WORK INSTRUCTIONS =
Scan the following material for the string "JSON" and copy each line in which it appears.

DATASET RECORDS =
········

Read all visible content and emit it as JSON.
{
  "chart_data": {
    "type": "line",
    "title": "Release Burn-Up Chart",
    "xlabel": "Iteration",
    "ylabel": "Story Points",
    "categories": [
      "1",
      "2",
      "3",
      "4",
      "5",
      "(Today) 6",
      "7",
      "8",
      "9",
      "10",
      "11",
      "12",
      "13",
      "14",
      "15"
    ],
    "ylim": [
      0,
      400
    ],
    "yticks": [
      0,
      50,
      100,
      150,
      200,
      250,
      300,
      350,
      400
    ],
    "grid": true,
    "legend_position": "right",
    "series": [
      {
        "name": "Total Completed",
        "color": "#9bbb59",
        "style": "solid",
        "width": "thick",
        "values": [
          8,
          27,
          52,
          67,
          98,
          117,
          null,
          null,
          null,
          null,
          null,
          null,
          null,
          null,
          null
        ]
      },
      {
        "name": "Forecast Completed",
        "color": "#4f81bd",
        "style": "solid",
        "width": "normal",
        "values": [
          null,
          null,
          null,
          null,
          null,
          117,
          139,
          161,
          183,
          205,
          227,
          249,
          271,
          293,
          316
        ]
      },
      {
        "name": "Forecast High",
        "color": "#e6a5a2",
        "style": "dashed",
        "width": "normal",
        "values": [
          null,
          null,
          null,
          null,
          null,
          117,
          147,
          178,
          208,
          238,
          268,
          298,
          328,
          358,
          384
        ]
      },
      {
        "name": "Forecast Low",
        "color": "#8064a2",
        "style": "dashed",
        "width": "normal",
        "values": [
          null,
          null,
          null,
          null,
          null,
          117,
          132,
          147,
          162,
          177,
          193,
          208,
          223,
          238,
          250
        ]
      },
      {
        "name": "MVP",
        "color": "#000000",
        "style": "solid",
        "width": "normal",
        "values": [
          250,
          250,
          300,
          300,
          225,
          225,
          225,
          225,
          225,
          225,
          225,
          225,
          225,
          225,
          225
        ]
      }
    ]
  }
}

········

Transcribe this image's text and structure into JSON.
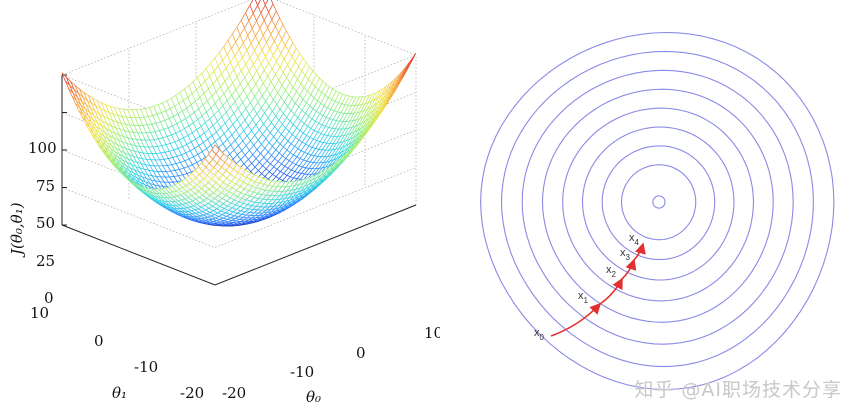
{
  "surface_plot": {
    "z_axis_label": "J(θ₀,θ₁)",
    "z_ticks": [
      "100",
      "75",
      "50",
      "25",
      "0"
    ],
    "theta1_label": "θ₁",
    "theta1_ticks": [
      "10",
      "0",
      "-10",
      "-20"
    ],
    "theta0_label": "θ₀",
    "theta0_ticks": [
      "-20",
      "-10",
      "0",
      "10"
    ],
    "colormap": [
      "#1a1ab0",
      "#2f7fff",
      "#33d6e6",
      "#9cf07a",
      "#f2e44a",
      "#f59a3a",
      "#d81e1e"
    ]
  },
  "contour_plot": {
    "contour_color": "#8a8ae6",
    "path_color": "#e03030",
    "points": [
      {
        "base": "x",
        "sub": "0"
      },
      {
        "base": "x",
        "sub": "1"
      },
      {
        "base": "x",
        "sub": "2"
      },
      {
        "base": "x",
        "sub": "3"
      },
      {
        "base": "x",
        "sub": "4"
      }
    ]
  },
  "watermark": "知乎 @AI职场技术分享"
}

········

OUTPUT OF THE TASK =
Read all visible content and emit it as JSON.
Transcribe this image's text and structure into JSON.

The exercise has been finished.